Aim of the exercise: Search the material for the string "data" and copy each line where it occurs.

Information provided:
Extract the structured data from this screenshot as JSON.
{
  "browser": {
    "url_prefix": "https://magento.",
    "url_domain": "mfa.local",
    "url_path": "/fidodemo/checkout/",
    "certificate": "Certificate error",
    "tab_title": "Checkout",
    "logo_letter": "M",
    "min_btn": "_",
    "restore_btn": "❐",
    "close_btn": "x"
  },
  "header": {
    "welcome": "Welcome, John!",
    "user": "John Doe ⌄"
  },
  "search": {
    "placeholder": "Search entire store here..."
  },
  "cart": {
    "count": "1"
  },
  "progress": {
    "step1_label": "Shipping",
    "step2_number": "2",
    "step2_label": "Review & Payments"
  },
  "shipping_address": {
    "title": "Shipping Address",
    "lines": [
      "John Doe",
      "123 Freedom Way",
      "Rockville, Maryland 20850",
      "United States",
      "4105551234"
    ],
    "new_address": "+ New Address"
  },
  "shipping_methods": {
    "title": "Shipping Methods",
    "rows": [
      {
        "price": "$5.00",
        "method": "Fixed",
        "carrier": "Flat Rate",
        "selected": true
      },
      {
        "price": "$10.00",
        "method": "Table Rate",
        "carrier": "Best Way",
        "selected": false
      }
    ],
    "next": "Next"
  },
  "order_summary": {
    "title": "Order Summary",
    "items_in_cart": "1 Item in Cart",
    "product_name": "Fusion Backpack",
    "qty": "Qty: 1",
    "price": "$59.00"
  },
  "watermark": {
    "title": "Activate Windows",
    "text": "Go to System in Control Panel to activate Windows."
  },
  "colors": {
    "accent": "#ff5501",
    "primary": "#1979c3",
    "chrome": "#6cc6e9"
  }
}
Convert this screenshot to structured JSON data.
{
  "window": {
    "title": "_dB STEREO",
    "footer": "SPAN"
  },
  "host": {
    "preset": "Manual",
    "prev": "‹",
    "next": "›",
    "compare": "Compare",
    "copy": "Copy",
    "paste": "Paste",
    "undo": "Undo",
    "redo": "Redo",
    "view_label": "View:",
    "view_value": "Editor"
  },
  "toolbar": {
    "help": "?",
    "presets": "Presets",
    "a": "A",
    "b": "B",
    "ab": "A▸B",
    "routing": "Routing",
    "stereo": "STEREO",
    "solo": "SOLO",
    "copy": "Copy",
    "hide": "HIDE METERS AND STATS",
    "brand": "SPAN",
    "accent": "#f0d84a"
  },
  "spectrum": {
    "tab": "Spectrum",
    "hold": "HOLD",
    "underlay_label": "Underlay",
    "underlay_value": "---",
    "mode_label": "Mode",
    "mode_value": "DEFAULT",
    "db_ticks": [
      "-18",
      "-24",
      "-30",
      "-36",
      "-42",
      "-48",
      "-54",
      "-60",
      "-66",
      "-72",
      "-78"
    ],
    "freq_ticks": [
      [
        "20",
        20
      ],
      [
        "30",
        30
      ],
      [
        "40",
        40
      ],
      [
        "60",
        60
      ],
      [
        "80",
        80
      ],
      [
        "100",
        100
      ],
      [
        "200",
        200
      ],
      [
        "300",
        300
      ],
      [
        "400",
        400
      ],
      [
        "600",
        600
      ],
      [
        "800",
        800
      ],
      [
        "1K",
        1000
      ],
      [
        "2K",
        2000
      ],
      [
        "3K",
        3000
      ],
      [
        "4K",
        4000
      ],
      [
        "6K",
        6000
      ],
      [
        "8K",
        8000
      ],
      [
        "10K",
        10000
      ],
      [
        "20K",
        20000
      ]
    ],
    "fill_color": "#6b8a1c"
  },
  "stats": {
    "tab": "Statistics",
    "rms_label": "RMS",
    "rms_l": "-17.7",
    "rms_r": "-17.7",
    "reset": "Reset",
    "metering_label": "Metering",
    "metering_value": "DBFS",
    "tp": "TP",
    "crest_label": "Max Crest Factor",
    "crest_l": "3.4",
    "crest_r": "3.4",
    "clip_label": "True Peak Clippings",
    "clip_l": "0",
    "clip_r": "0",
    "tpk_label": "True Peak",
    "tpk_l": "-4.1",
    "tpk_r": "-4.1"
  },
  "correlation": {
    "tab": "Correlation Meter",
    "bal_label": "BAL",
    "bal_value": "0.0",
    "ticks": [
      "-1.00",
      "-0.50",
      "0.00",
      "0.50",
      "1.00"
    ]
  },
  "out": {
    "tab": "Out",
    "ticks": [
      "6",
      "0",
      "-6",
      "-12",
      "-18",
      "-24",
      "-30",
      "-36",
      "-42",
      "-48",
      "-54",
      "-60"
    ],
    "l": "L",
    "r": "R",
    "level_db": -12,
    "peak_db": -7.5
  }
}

Response to this task:
Extract the structured data from this screenshot as JSON.
Convert this screenshot to structured JSON data.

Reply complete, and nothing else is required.